[Extracted records]

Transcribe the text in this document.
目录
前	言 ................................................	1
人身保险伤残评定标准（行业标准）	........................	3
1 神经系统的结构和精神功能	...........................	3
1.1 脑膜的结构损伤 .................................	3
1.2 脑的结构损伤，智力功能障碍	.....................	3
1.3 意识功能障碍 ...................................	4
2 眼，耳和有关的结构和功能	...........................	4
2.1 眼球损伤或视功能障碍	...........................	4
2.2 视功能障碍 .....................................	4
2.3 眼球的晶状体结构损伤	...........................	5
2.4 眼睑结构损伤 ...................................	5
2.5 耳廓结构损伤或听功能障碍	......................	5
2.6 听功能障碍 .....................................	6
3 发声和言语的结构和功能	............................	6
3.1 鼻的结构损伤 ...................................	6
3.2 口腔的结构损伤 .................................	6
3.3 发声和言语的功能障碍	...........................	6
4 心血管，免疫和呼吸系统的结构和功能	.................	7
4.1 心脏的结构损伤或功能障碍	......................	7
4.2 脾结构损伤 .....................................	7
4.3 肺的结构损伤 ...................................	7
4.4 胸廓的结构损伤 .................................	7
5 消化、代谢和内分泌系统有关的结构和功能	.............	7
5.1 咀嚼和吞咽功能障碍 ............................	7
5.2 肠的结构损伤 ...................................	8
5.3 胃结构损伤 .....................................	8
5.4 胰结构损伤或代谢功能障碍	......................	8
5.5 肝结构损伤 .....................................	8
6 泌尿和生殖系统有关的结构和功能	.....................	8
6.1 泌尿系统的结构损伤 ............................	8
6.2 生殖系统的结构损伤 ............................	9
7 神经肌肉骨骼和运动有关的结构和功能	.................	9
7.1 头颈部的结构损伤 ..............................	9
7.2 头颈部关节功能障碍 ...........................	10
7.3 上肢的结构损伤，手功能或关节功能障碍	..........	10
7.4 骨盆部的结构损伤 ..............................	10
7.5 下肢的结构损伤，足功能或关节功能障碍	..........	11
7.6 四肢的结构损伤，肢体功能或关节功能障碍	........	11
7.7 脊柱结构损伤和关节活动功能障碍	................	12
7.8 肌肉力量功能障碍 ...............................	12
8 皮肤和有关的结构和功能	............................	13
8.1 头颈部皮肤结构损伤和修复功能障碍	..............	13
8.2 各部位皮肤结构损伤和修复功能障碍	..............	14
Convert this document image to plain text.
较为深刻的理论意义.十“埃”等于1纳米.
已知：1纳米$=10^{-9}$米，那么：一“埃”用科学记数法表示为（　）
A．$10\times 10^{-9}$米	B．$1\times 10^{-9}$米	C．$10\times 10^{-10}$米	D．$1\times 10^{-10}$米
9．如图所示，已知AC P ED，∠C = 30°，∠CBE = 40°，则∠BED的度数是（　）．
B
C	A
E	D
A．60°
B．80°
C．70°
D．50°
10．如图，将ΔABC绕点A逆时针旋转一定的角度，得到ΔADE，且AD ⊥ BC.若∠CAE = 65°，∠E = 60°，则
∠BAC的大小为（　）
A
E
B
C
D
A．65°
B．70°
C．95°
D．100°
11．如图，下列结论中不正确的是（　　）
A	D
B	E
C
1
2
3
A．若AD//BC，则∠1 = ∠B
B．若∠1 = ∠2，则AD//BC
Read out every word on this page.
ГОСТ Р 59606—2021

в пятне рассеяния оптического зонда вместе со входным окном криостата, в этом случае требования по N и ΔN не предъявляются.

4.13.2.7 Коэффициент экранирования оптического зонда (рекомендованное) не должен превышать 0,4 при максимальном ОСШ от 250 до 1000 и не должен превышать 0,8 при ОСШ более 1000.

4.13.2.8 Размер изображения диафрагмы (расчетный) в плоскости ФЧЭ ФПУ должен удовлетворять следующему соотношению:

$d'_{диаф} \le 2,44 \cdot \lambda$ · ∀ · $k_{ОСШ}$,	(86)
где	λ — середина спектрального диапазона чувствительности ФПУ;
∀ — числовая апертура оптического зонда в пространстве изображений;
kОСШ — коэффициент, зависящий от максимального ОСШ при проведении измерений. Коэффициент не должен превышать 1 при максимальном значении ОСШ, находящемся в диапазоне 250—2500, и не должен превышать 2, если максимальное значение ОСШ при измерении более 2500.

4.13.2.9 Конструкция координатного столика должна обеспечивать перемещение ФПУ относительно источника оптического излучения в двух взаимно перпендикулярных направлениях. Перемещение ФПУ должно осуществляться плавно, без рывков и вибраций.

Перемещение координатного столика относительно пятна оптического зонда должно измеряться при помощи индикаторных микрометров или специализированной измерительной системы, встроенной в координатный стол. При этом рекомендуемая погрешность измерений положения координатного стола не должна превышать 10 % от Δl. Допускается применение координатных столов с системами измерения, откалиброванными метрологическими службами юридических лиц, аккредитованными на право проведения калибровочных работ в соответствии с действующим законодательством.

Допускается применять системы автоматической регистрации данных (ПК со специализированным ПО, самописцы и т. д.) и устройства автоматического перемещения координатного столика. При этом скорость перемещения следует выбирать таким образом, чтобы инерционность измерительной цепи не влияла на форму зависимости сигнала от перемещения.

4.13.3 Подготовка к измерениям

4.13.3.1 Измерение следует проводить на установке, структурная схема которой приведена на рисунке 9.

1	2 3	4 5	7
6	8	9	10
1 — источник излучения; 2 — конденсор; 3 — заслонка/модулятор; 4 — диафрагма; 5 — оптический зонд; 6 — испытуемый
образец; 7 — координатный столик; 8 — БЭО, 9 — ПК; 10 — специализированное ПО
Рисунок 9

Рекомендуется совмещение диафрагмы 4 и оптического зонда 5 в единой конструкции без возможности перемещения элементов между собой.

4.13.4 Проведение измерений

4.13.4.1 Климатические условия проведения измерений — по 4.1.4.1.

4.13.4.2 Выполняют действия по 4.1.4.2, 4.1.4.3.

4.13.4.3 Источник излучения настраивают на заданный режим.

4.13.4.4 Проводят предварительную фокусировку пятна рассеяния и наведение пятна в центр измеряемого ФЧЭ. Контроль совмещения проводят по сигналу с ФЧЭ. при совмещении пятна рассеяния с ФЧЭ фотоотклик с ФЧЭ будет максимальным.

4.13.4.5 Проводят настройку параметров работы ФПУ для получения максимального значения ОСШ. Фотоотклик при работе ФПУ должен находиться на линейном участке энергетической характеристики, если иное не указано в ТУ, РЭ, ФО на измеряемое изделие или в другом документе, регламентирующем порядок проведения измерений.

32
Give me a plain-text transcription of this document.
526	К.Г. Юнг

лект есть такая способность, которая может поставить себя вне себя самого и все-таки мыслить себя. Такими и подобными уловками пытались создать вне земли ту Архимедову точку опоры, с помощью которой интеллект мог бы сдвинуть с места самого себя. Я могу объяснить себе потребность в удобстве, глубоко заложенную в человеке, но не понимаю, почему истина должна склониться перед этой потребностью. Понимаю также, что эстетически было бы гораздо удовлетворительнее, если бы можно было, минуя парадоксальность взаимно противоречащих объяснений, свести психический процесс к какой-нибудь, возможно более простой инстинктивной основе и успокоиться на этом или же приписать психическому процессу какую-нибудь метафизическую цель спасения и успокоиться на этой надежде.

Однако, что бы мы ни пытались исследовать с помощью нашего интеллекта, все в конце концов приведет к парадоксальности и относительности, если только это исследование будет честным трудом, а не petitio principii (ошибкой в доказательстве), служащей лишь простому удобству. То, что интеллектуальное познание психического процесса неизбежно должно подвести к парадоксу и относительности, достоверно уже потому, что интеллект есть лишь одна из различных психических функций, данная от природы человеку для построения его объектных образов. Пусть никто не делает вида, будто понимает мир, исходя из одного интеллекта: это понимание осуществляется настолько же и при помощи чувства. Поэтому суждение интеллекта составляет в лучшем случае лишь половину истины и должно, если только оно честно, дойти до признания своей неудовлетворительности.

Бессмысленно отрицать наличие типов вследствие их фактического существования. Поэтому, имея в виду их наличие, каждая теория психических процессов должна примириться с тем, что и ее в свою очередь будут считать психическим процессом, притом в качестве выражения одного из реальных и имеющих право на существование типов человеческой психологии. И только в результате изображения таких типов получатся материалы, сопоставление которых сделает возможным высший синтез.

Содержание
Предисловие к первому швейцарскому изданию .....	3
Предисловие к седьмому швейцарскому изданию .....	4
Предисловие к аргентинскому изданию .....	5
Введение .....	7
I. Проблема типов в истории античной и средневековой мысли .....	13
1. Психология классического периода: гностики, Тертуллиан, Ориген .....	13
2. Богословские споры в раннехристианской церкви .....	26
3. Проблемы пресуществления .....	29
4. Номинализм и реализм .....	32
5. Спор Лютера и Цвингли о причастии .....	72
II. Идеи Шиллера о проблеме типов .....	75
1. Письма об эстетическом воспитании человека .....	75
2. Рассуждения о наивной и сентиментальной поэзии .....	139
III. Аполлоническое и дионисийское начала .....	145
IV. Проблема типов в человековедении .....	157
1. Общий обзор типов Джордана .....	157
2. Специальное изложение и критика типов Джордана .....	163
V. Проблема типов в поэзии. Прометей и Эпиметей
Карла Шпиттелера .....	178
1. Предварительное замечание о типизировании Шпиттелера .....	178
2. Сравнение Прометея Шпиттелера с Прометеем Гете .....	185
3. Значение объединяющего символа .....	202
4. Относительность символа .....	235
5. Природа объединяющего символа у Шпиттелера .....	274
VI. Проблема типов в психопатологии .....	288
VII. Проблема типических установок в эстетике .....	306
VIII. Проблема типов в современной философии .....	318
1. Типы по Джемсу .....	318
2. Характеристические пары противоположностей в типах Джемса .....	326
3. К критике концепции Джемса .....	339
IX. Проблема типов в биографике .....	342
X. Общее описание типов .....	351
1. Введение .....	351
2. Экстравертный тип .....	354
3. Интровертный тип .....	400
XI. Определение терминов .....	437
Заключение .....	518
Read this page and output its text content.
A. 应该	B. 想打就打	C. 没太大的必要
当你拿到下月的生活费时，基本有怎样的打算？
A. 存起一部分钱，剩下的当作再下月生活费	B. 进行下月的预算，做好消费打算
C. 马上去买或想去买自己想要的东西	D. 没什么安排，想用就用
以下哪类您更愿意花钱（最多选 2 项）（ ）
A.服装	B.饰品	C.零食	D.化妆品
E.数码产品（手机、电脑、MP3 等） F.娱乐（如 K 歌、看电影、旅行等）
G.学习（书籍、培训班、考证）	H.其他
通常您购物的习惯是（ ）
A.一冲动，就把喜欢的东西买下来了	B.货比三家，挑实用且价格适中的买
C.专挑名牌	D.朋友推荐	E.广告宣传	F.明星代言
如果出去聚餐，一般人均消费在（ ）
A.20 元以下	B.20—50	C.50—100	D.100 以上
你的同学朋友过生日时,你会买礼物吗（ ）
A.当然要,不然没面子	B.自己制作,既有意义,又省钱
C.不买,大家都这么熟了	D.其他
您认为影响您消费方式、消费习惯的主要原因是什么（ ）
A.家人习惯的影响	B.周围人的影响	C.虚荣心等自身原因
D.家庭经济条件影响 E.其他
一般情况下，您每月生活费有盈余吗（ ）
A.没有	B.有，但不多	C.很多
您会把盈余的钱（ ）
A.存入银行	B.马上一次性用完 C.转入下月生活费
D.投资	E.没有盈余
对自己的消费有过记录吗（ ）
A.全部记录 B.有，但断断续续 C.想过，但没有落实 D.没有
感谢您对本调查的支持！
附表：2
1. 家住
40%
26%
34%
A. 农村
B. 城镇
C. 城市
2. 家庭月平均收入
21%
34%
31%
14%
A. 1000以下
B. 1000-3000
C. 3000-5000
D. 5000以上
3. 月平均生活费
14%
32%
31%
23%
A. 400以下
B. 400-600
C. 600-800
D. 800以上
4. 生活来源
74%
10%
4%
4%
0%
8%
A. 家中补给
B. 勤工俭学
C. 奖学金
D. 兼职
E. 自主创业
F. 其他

** The request **
Beginning at the line that contains "Read this page and output its text content.", retype each line of the listing up to and including the last one, exactly as it stands, and nothing else.

** Answer for this exercise **
Read this page and output its text content.
A. 应该	B. 想打就打	C. 没太大的必要
当你拿到下月的生活费时，基本有怎样的打算？
A. 存起一部分钱，剩下的当作再下月生活费	B. 进行下月的预算，做好消费打算
C. 马上去买或想去买自己想要的东西	D. 没什么安排，想用就用
以下哪类您更愿意花钱（最多选 2 项）（ ）
A.服装	B.饰品	C.零食	D.化妆品
E.数码产品（手机、电脑、MP3 等） F.娱乐（如 K 歌、看电影、旅行等）
G.学习（书籍、培训班、考证）	H.其他
通常您购物的习惯是（ ）
A.一冲动，就把喜欢的东西买下来了	B.货比三家，挑实用且价格适中的买
C.专挑名牌	D.朋友推荐	E.广告宣传	F.明星代言
如果出去聚餐，一般人均消费在（ ）
A.20 元以下	B.20—50	C.50—100	D.100 以上
你的同学朋友过生日时,你会买礼物吗（ ）
A.当然要,不然没面子	B.自己制作,既有意义,又省钱
C.不买,大家都这么熟了	D.其他
您认为影响您消费方式、消费习惯的主要原因是什么（ ）
A.家人习惯的影响	B.周围人的影响	C.虚荣心等自身原因
D.家庭经济条件影响 E.其他
一般情况下，您每月生活费有盈余吗（ ）
A.没有	B.有，但不多	C.很多
您会把盈余的钱（ ）
A.存入银行	B.马上一次性用完 C.转入下月生活费
D.投资	E.没有盈余
对自己的消费有过记录吗（ ）
A.全部记录 B.有，但断断续续 C.想过，但没有落实 D.没有
感谢您对本调查的支持！
附表：2
1. 家住
40%
26%
34%
A. 农村
B. 城镇
C. 城市
2. 家庭月平均收入
21%
34%
31%
14%
A. 1000以下
B. 1000-3000
C. 3000-5000
D. 5000以上
3. 月平均生活费
14%
32%
31%
23%
A. 400以下
B. 400-600
C. 600-800
D. 800以上
4. 生活来源
74%
10%
4%
4%
0%
8%
A. 家中补给
B. 勤工俭学
C. 奖学金
D. 兼职
E. 自主创业
F. 其他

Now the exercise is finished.